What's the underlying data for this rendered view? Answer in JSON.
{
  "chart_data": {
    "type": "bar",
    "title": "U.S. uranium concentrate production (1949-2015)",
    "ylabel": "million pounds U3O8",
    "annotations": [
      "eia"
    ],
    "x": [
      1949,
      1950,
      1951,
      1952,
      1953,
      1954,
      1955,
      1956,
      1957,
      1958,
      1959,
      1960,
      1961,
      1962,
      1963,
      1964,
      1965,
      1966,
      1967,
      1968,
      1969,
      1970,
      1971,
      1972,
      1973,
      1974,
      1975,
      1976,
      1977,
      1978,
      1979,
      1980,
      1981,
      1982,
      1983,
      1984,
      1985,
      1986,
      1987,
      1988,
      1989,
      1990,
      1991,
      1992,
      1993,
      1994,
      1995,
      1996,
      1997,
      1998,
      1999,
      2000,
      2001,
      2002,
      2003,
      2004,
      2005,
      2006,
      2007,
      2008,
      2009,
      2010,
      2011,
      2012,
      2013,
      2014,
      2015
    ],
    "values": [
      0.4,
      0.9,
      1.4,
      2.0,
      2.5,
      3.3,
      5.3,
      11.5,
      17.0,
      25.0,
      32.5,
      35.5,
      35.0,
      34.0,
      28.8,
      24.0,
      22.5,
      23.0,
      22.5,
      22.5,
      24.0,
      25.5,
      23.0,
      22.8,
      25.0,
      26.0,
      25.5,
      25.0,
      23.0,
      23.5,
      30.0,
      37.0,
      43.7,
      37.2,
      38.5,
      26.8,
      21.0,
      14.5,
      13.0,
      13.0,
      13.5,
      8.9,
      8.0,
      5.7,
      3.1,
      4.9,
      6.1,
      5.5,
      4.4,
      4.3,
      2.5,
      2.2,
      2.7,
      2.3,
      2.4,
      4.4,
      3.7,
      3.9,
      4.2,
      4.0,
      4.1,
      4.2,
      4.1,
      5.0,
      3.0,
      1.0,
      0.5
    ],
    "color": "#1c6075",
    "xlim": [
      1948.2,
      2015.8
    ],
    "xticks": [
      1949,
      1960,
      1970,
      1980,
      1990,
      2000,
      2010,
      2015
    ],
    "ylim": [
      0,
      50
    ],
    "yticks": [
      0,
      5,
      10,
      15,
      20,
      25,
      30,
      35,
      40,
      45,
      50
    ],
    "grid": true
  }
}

**Task details**
Extract each entry in full, exactly as given.

**Final answer**
What's the underlying data for this rendered view? Answer in JSON.
{
  "chart_data": {
    "type": "bar",
    "title": "U.S. uranium concentrate production (1949-2015)",
    "ylabel": "million pounds U3O8",
    "annotations": [
      "eia"
    ],
    "x": [
      1949,
      1950,
      1951,
      1952,
      1953,
      1954,
      1955,
      1956,
      1957,
      1958,
      1959,
      1960,
      1961,
      1962,
      1963,
      1964,
      1965,
      1966,
      1967,
      1968,
      1969,
      1970,
      1971,
      1972,
      1973,
      1974,
      1975,
      1976,
      1977,
      1978,
      1979,
      1980,
      1981,
      1982,
      1983,
      1984,
      1985,
      1986,
      1987,
      1988,
      1989,
      1990,
      1991,
      1992,
      1993,
      1994,
      1995,
      1996,
      1997,
      1998,
      1999,
      2000,
      2001,
      2002,
      2003,
      2004,
      2005,
      2006,
      2007,
      2008,
      2009,
      2010,
      2011,
      2012,
      2013,
      2014,
      2015
    ],
    "values": [
      0.4,
      0.9,
      1.4,
      2.0,
      2.5,
      3.3,
      5.3,
      11.5,
      17.0,
      25.0,
      32.5,
      35.5,
      35.0,
      34.0,
      28.8,
      24.0,
      22.5,
      23.0,
      22.5,
      22.5,
      24.0,
      25.5,
      23.0,
      22.8,
      25.0,
      26.0,
      25.5,
      25.0,
      23.0,
      23.5,
      30.0,
      37.0,
      43.7,
      37.2,
      38.5,
      26.8,
      21.0,
      14.5,
      13.0,
      13.0,
      13.5,
      8.9,
      8.0,
      5.7,
      3.1,
      4.9,
      6.1,
      5.5,
      4.4,
      4.3,
      2.5,
      2.2,
      2.7,
      2.3,
      2.4,
      4.4,
      3.7,
      3.9,
      4.2,
      4.0,
      4.1,
      4.2,
      4.1,
      5.0,
      3.0,
      1.0,
      0.5
    ],
    "color": "#1c6075",
    "xlim": [
      1948.2,
      2015.8
    ],
    "xticks": [
      1949,
      1960,
      1970,
      1980,
      1990,
      2000,
      2010,
      2015
    ],
    "ylim": [
      0,
      50
    ],
    "yticks": [
      0,
      5,
      10,
      15,
      20,
      25,
      30,
      35,
      40,
      45,
      50
    ],
    "grid": true
  }
}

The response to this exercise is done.